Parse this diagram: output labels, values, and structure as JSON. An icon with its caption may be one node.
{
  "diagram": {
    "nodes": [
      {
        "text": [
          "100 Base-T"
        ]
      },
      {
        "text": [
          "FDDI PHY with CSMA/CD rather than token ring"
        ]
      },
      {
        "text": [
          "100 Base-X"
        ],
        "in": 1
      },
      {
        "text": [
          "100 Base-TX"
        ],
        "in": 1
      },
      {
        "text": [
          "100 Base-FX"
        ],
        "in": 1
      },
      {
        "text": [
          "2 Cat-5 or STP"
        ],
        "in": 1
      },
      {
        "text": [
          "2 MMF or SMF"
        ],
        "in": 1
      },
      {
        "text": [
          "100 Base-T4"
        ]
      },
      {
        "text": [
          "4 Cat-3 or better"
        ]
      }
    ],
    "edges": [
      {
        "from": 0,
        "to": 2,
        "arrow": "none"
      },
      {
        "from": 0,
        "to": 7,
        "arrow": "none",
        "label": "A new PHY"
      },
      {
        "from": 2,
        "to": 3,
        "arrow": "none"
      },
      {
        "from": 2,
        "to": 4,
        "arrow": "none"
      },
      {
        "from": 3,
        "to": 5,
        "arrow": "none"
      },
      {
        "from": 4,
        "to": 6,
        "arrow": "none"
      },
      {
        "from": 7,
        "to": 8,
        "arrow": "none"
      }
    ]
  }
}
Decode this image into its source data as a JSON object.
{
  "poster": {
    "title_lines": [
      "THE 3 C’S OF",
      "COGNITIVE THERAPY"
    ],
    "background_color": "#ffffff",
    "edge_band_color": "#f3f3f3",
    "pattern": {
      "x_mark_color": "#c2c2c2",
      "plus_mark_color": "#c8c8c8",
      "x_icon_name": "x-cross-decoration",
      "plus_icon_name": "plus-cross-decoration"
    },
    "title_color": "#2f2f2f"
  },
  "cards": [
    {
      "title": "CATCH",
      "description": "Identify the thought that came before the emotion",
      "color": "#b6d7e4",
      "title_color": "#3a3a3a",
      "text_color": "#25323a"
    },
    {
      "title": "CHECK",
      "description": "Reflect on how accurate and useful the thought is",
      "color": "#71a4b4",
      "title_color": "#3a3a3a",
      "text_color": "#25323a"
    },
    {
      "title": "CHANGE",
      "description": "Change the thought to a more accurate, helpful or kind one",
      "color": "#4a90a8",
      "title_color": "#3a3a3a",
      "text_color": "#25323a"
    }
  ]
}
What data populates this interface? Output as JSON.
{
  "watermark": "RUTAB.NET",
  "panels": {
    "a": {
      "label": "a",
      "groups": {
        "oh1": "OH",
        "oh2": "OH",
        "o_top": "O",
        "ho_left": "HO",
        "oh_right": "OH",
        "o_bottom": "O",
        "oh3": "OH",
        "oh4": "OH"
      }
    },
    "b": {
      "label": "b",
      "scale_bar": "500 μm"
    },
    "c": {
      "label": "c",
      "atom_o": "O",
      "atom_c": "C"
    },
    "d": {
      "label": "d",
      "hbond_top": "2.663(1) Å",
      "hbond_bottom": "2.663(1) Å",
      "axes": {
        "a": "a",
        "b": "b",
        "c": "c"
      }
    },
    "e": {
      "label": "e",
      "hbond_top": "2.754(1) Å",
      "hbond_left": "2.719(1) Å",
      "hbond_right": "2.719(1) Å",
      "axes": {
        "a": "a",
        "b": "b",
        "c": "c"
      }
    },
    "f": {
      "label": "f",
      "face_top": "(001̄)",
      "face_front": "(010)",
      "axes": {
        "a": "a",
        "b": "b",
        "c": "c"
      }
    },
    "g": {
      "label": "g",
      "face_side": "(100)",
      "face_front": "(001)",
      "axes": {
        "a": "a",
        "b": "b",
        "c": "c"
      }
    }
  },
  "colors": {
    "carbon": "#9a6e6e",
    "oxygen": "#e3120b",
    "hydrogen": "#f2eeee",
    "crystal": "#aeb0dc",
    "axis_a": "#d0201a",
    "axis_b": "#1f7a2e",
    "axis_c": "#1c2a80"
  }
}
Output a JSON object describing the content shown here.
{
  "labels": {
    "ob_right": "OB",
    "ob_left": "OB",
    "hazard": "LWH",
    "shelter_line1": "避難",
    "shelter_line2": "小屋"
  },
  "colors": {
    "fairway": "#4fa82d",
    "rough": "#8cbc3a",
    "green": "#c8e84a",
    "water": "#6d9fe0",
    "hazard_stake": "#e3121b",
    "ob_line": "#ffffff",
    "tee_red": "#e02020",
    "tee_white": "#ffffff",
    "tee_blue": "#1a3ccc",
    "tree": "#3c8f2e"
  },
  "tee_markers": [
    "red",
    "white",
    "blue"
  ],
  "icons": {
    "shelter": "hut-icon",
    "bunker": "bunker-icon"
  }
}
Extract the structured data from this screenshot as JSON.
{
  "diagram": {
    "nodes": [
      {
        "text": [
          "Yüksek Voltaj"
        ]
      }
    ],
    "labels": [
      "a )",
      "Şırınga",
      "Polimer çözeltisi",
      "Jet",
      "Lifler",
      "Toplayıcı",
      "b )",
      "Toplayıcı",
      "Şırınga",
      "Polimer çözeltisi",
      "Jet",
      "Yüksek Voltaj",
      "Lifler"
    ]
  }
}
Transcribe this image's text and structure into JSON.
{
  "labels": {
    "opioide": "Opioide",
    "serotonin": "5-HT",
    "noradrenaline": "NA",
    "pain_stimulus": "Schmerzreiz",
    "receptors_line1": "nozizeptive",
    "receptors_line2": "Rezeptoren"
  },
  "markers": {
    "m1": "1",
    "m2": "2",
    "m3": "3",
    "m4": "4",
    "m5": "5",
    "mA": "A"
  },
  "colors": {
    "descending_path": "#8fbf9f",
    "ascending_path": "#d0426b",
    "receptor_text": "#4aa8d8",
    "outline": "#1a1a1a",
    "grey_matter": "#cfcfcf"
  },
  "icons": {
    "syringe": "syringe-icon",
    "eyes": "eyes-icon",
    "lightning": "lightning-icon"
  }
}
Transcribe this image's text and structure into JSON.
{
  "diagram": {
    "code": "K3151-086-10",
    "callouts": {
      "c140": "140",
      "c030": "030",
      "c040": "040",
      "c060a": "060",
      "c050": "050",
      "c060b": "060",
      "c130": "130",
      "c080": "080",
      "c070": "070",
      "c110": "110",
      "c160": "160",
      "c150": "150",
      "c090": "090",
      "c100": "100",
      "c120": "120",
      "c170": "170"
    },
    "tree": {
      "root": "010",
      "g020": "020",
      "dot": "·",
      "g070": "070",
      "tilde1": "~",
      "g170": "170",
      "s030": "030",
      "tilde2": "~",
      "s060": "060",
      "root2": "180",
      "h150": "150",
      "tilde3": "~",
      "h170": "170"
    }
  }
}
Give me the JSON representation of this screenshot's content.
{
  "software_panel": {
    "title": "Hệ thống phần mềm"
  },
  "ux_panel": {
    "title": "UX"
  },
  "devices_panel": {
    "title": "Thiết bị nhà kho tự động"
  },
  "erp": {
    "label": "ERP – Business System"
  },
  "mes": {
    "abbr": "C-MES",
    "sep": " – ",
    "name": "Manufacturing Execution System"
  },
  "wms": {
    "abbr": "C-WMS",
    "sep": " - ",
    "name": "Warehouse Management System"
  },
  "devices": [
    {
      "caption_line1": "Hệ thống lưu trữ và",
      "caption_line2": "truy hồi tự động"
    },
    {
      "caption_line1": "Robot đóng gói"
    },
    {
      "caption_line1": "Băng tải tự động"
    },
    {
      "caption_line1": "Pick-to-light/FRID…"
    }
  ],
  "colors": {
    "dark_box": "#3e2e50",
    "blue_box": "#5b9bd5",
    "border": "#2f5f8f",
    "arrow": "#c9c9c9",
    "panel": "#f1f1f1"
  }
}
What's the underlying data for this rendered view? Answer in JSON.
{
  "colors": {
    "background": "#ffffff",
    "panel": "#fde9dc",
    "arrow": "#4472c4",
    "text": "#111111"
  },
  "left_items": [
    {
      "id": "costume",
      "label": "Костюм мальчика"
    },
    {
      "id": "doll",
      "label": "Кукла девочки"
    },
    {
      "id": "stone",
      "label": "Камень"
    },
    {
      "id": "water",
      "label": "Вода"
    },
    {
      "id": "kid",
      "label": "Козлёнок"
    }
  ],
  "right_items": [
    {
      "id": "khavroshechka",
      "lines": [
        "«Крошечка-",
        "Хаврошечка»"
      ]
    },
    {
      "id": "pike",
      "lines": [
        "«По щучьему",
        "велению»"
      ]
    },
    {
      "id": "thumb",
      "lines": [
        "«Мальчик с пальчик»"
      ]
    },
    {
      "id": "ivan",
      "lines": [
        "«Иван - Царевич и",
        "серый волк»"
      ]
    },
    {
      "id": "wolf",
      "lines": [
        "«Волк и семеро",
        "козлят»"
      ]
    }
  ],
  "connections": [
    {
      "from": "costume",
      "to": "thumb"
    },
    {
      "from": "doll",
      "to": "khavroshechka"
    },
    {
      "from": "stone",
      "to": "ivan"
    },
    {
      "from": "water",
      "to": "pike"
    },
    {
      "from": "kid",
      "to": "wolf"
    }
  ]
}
▬▬▬
- [Required task] Reproduce each line from the records that contains the word "object".

- [Response to this task]
Decode this image into its source data as a JSON object.
Output a JSON object describing the content shown here.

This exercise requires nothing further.